Commanders and leaders
- Unk. Nawab: Unk. captain (POW)

Units involved
- Unknown: Nattergalen

Strength
- Unknown: 1 ship 35 men

Casualties and losses
- None: 1 ship 35 men imprisoned

= Grounding of the Nattergalen =

1626 grounding of a Danish ship

The grounding of the Nattergalen and subsequent Mughal imprisonment of its Danish crew took place in 1625 off the coast of Pipli in Bengal.

After a successful voyage to the Sunda Islands, the Danish vessel, Nattergalen, ran aground off Bengal during its return voyage. Despite most of its crew being saved by the Mughal government, they were imprisoned by the local Mughal Nawab and transported to Cuttack, only being released after the Danes had sent a considerable gift to the Nawab.

== Background ==
In 1616, the Danish East India Company was founded, and after a successful expedition to India in 1620, it established the colony of Tranquebar. Afterwards, Danish ships were regularly sent to India. As such, in October 1624, the D.E.I.C. management in Copenhagen sent 2 ships to Tranquebar, Christianshavn and the yacht Nattergalen, for 97,500 Danish rigsdaler, reaching Tranquebar in the following year.

=== Voyage to Bantam ===
In the same year, (Note: According to Mary Mackenzie of the Royal Asiatic Society of Sri Lanka, Nattergalen became involved in the intra-Asian trade between late 1626 and early 1627.) Nattergalen, together with the governor of Tranquebar, Roland Crappé, on Christianshavn, became involved in the intra-Asian trade, initiating a voyage that would end at the port of Bantam. After reaching Masulipatnam and Makassar, where the ships got a cargo of cloves, the ships continued to Sukadana and Banjarmasin on Borneo in May 1626 before reaching Bantam. Afterwards, Nattergalen initiated a return voyage from Bantam.

=== Complete the following ===
**a)** In the article on the grounding of the Nattergalen, where were the imprisoned crew transported?
**b)** In the article on the grounding of the Nattergalen, which places does the "Voyage to Bantam" section say the ships reached, up to and including the final port?

=== Supplied information ===
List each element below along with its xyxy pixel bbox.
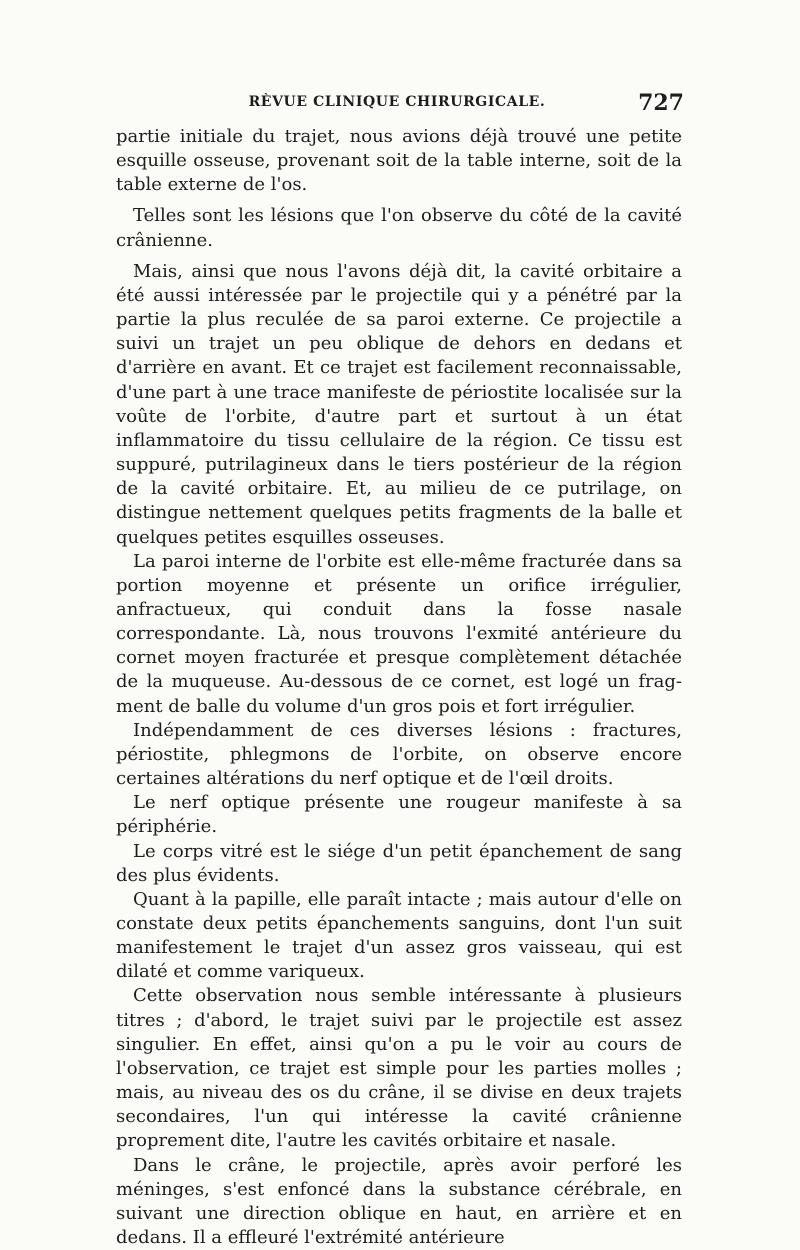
paragraph: partie initiale du trajet, nous avions déjà trouvé une petite esquille osseuse, provenant soit de la table interne, soit de la table externe de l'os. [116, 126, 682, 196]
page-header [112, 90, 684, 120]
paragraph: Telles sont les lésions que l'on observe du côté de la cavité crânienne. [116, 205, 682, 251]
paragraph: Dans le crâne, le projectile, après avoir perforé les méninges, s'est enfoncé dans la substance cérébrale, en suivant une direction oblique en haut, en arrière et en dedans. Il a effleuré l'extrémité antérieure [116, 1154, 682, 1249]
paragraph: Mais, ainsi que nous l'avons déjà dit, la cavité orbitaire a été aussi intéressée par le projectile qui y a pénétré par la partie la plus reculée de sa paroi externe. Ce projectile a suivi un trajet un peu oblique de dehors en dedans et d'arrière en avant. Et ce trajet est facilement reconnaissable, d'une part à une trace manifeste de périostite localisée sur la voûte de l'orbite, d'autre part et surtout à un état inflammatoire du tissu cellulaire de la région. Ce tissu est suppuré, putrilagineux dans le tiers postérieur de la région de la cavité orbitaire. Et, au milieu de ce putrilage, on distingue nettement quelques petits fragments de la balle et quelques petites esquilles osseuses. [116, 260, 682, 548]
body-text [116, 125, 682, 1250]
paragraph: Quant à la papille, elle paraît intacte ; mais autour d'elle on constate deux petits épanchements sanguins, dont l'un suit manifestement le trajet d'un assez gros vaisseau, qui est dilaté et comme variqueux. [116, 888, 682, 983]
page-number: 727 [638, 90, 684, 116]
paragraph: Le corps vitré est le siége d'un petit épanchement de sang des plus évidents. [116, 840, 682, 886]
paragraph: Cette observation nous semble intéressante à plusieurs titres ; d'abord, le trajet suivi par le projectile est assez singulier. En effet, ainsi qu'on a pu le voir au cours de l'observation, ce trajet est simple pour les parties molles ; mais, au niveau des os du crâne, il se divise en deux trajets secondaires, l'un qui intéresse la cavité crânienne proprement dite, l'autre les cavités orbitaire et nasale. [116, 985, 682, 1152]
paragraph: La paroi interne de l'orbite est elle-même fracturée dans sa portion moyenne et présente un orifice irrégulier, anfractueux, qui conduit dans la fosse nasale correspondante. Là, nous trouvons l'exmité antérieure du cornet moyen fracturée et presque complètement détachée de la muqueuse. Au-dessous de ce cornet, est logé un fragment de balle du volume d'un gros pois et fort irrégulier. [116, 550, 682, 717]
running-title: RÈVUE CLINIQUE CHIRURGICALE. [248, 94, 546, 110]
paragraph: Le nerf optique présente une rougeur manifeste à sa périphérie. [116, 792, 682, 838]
paragraph: Indépendamment de ces diverses lésions : fractures, périostite, phlegmons de l'orbite, on observe encore certaines altérations du nerf optique et de l'œil droits. [116, 719, 682, 790]
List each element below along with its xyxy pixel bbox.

=== Responses per task ===
**a)** Cuttack

**b)** Masulipatnam, Makassar, Sukadana, Banjarmasin, Bantam